* [What to produce]
Wherever the word "испытания" appears in a line, copy that line.

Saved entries
========================================
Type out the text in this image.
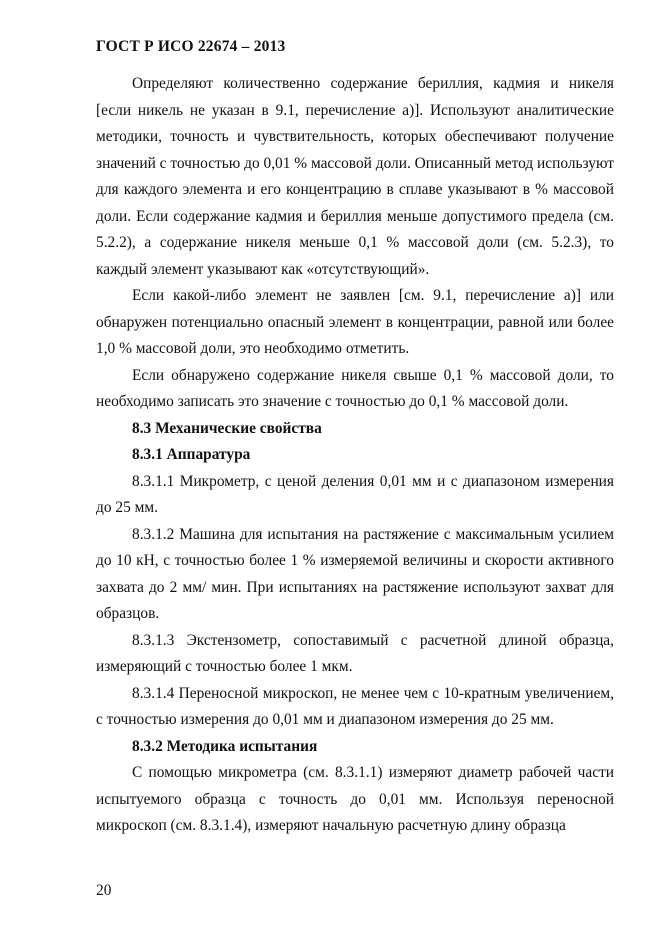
ГОСТ Р ИСО 22674 – 2013

Определяют количественно содержание бериллия, кадмия и никеля [если никель не указан в 9.1, перечисление а)]. Используют аналитические методики, точность и чувствительность, которых обеспечивают получение значений с точностью до 0,01 % массовой доли. Описанный метод используют для каждого элемента и его концентрацию в сплаве указывают в % массовой доли. Если содержание кадмия и бериллия меньше допустимого предела (см. 5.2.2), а содержание никеля меньше 0,1 % массовой доли (см. 5.2.3), то каждый элемент указывают как «отсутствующий».

Если какой-либо элемент не заявлен [см. 9.1, перечисление а)] или обнаружен потенциально опасный элемент в концентрации, равной или более 1,0 % массовой доли, это необходимо отметить.

Если обнаружено содержание никеля свыше 0,1 % массовой доли, то необходимо записать это значение с точностью до 0,1 % массовой доли.

8.3 Механические свойства

8.3.1 Аппаратура

8.3.1.1 Микрометр, с ценой деления 0,01 мм и с диапазоном измерения до 25 мм.

8.3.1.2 Машина для испытания на растяжение с максимальным усилием до 10 кН, с точностью более 1 % измеряемой величины и скорости активного захвата до 2 мм/ мин. При испытаниях на растяжение используют захват для образцов.

8.3.1.3 Экстензометр, сопоставимый с расчетной длиной образца, измеряющий с точностью более 1 мкм.

8.3.1.4 Переносной микроскоп, не менее чем с 10-кратным увеличением, с точностью измерения до 0,01 мм и диапазоном измерения до 25 мм.

8.3.2 Методика испытания

С помощью микрометра (см. 8.3.1.1) измеряют диаметр рабочей части испытуемого образца с точность до 0,01 мм. Используя переносной микроскоп (см. 8.3.1.4), измеряют начальную расчетную длину образца

20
========================================
* [Exercise output]
8.3.1.2 Машина для испытания на растяжение с максимальным усилием до 10 кН, с точностью более 1 % измеряемой величины и скорости активного захвата до 2 мм/ мин. При испытаниях на растяжение используют захват для образцов.
8.3.2 Методика испытания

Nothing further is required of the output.